STATED PROBLEM | Return each line of the material verbatim.
— Start TASK INPUTS —
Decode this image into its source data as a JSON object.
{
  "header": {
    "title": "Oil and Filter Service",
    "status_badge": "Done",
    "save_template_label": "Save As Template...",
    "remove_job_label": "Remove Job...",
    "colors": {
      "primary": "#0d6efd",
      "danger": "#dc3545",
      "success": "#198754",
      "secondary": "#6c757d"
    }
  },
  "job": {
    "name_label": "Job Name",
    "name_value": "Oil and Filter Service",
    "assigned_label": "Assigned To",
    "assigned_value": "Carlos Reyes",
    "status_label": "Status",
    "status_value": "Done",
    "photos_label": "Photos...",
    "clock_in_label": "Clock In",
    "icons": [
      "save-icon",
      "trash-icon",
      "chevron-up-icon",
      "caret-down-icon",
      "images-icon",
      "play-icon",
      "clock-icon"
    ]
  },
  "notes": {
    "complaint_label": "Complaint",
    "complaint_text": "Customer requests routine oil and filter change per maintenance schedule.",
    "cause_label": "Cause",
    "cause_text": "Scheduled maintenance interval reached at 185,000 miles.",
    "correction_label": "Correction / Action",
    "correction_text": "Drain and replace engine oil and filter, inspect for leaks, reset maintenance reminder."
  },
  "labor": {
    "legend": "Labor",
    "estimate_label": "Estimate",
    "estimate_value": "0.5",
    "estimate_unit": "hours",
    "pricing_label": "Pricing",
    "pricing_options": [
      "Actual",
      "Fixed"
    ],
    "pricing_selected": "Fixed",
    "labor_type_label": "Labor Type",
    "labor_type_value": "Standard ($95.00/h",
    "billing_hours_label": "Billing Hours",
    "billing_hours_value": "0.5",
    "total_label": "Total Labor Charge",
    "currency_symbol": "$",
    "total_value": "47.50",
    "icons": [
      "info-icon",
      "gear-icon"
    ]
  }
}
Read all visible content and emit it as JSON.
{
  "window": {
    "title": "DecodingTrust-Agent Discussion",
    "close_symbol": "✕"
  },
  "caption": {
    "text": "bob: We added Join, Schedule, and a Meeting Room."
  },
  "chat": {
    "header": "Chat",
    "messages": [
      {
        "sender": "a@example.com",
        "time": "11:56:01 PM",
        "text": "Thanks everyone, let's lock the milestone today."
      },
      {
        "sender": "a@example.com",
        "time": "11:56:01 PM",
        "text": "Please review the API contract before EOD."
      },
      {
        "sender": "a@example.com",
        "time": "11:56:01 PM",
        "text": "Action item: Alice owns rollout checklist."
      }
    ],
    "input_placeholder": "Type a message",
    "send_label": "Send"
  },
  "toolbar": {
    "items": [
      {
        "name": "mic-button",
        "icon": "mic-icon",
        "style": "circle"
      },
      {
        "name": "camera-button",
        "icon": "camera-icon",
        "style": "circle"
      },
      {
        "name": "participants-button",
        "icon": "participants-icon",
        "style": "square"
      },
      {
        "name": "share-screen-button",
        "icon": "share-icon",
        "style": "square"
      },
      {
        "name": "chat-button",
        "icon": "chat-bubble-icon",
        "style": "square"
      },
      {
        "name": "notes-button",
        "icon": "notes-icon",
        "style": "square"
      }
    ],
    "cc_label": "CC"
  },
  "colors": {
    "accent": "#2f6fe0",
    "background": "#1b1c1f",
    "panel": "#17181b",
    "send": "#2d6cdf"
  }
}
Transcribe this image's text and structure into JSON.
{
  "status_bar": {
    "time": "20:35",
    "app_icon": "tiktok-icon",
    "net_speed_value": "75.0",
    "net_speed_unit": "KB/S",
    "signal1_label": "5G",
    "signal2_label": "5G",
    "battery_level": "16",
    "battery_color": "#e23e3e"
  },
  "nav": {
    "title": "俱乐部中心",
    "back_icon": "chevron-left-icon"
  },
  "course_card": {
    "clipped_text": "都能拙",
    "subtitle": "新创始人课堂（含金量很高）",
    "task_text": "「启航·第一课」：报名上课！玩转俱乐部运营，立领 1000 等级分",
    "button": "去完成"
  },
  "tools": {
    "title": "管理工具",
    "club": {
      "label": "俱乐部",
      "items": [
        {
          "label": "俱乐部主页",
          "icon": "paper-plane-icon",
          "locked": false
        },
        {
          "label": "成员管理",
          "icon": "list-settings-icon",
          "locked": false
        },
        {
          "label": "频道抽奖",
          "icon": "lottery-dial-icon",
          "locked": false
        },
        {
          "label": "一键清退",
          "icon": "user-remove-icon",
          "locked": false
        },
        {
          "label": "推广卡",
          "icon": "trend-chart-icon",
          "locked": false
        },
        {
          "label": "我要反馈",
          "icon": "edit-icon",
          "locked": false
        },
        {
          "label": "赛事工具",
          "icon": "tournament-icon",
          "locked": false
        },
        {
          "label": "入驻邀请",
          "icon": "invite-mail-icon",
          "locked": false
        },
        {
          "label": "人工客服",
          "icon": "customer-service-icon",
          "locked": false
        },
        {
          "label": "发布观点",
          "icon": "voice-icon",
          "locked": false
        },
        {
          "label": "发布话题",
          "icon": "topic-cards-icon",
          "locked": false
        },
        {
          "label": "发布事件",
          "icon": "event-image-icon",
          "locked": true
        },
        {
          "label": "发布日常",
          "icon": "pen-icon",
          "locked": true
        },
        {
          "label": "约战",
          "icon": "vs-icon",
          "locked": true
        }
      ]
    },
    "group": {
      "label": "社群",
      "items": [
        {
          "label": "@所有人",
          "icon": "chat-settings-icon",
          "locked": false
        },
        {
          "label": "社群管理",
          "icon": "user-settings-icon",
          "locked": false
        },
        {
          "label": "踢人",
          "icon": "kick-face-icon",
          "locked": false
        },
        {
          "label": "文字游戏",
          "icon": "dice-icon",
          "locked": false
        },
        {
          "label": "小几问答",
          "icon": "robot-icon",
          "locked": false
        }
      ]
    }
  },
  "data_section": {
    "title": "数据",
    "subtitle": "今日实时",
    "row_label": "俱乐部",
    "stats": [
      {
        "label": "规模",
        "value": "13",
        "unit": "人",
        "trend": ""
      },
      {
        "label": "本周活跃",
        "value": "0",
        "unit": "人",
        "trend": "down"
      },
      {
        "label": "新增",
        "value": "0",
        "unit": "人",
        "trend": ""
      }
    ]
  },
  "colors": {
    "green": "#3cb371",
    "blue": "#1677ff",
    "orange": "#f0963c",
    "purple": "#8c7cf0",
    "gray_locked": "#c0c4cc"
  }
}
— End TASK INPUTS —
RESULT OF THIS TASK |
Decode this image into its source data as a JSON object.
{
  "header": {
    "title": "Oil and Filter Service",
    "status_badge": "Done",
    "save_template_label": "Save As Template...",
    "remove_job_label": "Remove Job...",
    "colors": {
      "primary": "#0d6efd",
      "danger": "#dc3545",
      "success": "#198754",
      "secondary": "#6c757d"
    }
  },
  "job": {
    "name_label": "Job Name",
    "name_value": "Oil and Filter Service",
    "assigned_label": "Assigned To",
    "assigned_value": "Carlos Reyes",
    "status_label": "Status",
    "status_value": "Done",
    "photos_label": "Photos...",
    "clock_in_label": "Clock In",
    "icons": [
      "save-icon",
      "trash-icon",
      "chevron-up-icon",
      "caret-down-icon",
      "images-icon",
      "play-icon",
      "clock-icon"
    ]
  },
  "notes": {
    "complaint_label": "Complaint",
    "complaint_text": "Customer requests routine oil and filter change per maintenance schedule.",
    "cause_label": "Cause",
    "cause_text": "Scheduled maintenance interval reached at 185,000 miles.",
    "correction_label": "Correction / Action",
    "correction_text": "Drain and replace engine oil and filter, inspect for leaks, reset maintenance reminder."
  },
  "labor": {
    "legend": "Labor",
    "estimate_label": "Estimate",
    "estimate_value": "0.5",
    "estimate_unit": "hours",
    "pricing_label": "Pricing",
    "pricing_options": [
      "Actual",
      "Fixed"
    ],
    "pricing_selected": "Fixed",
    "labor_type_label": "Labor Type",
    "labor_type_value": "Standard ($95.00/h",
    "billing_hours_label": "Billing Hours",
    "billing_hours_value": "0.5",
    "total_label": "Total Labor Charge",
    "currency_symbol": "$",
    "total_value": "47.50",
    "icons": [
      "info-icon",
      "gear-icon"
    ]
  }
}
Read all visible content and emit it as JSON.
{
  "window": {
    "title": "DecodingTrust-Agent Discussion",
    "close_symbol": "✕"
  },
  "caption": {
    "text": "bob: We added Join, Schedule, and a Meeting Room."
  },
  "chat": {
    "header": "Chat",
    "messages": [
      {
        "sender": "a@example.com",
        "time": "11:56:01 PM",
        "text": "Thanks everyone, let's lock the milestone today."
      },
      {
        "sender": "a@example.com",
        "time": "11:56:01 PM",
        "text": "Please review the API contract before EOD."
      },
      {
        "sender": "a@example.com",
        "time": "11:56:01 PM",
        "text": "Action item: Alice owns rollout checklist."
      }
    ],
    "input_placeholder": "Type a message",
    "send_label": "Send"
  },
  "toolbar": {
    "items": [
      {
        "name": "mic-button",
        "icon": "mic-icon",
        "style": "circle"
      },
      {
        "name": "camera-button",
        "icon": "camera-icon",
        "style": "circle"
      },
      {
        "name": "participants-button",
        "icon": "participants-icon",
        "style": "square"
      },
      {
        "name": "share-screen-button",
        "icon": "share-icon",
        "style": "square"
      },
      {
        "name": "chat-button",
        "icon": "chat-bubble-icon",
        "style": "square"
      },
      {
        "name": "notes-button",
        "icon": "notes-icon",
        "style": "square"
      }
    ],
    "cc_label": "CC"
  },
  "colors": {
    "accent": "#2f6fe0",
    "background": "#1b1c1f",
    "panel": "#17181b",
    "send": "#2d6cdf"
  }
}
Transcribe this image's text and structure into JSON.
{
  "status_bar": {
    "time": "20:35",
    "app_icon": "tiktok-icon",
    "net_speed_value": "75.0",
    "net_speed_unit": "KB/S",
    "signal1_label": "5G",
    "signal2_label": "5G",
    "battery_level": "16",
    "battery_color": "#e23e3e"
  },
  "nav": {
    "title": "俱乐部中心",
    "back_icon": "chevron-left-icon"
  },
  "course_card": {
    "clipped_text": "都能拙",
    "subtitle": "新创始人课堂（含金量很高）",
    "task_text": "「启航·第一课」：报名上课！玩转俱乐部运营，立领 1000 等级分",
    "button": "去完成"
  },
  "tools": {
    "title": "管理工具",
    "club": {
      "label": "俱乐部",
      "items": [
        {
          "label": "俱乐部主页",
          "icon": "paper-plane-icon",
          "locked": false
        },
        {
          "label": "成员管理",
          "icon": "list-settings-icon",
          "locked": false
        },
        {
          "label": "频道抽奖",
          "icon": "lottery-dial-icon",
          "locked": false
        },
        {
          "label": "一键清退",
          "icon": "user-remove-icon",
          "locked": false
        },
        {
          "label": "推广卡",
          "icon": "trend-chart-icon",
          "locked": false
        },
        {
          "label": "我要反馈",
          "icon": "edit-icon",
          "locked": false
        },
        {
          "label": "赛事工具",
          "icon": "tournament-icon",
          "locked": false
        },
        {
          "label": "入驻邀请",
          "icon": "invite-mail-icon",
          "locked": false
        },
        {
          "label": "人工客服",
          "icon": "customer-service-icon",
          "locked": false
        },
        {
          "label": "发布观点",
          "icon": "voice-icon",
          "locked": false
        },
        {
          "label": "发布话题",
          "icon": "topic-cards-icon",
          "locked": false
        },
        {
          "label": "发布事件",
          "icon": "event-image-icon",
          "locked": true
        },
        {
          "label": "发布日常",
          "icon": "pen-icon",
          "locked": true
        },
        {
          "label": "约战",
          "icon": "vs-icon",
          "locked": true
        }
      ]
    },
    "group": {
      "label": "社群",
      "items": [
        {
          "label": "@所有人",
          "icon": "chat-settings-icon",
          "locked": false
        },
        {
          "label": "社群管理",
          "icon": "user-settings-icon",
          "locked": false
        },
        {
          "label": "踢人",
          "icon": "kick-face-icon",
          "locked": false
        },
        {
          "label": "文字游戏",
          "icon": "dice-icon",
          "locked": false
        },
        {
          "label": "小几问答",
          "icon": "robot-icon",
          "locked": false
        }
      ]
    }
  },
  "data_section": {
    "title": "数据",
    "subtitle": "今日实时",
    "row_label": "俱乐部",
    "stats": [
      {
        "label": "规模",
        "value": "13",
        "unit": "人",
        "trend": ""
      },
      {
        "label": "本周活跃",
        "value": "0",
        "unit": "人",
        "trend": "down"
      },
      {
        "label": "新增",
        "value": "0",
        "unit": "人",
        "trend": ""
      }
    ]
  },
  "colors": {
    "green": "#3cb371",
    "blue": "#1677ff",
    "orange": "#f0963c",
    "purple": "#8c7cf0",
    "gray_locked": "#c0c4cc"
  }
}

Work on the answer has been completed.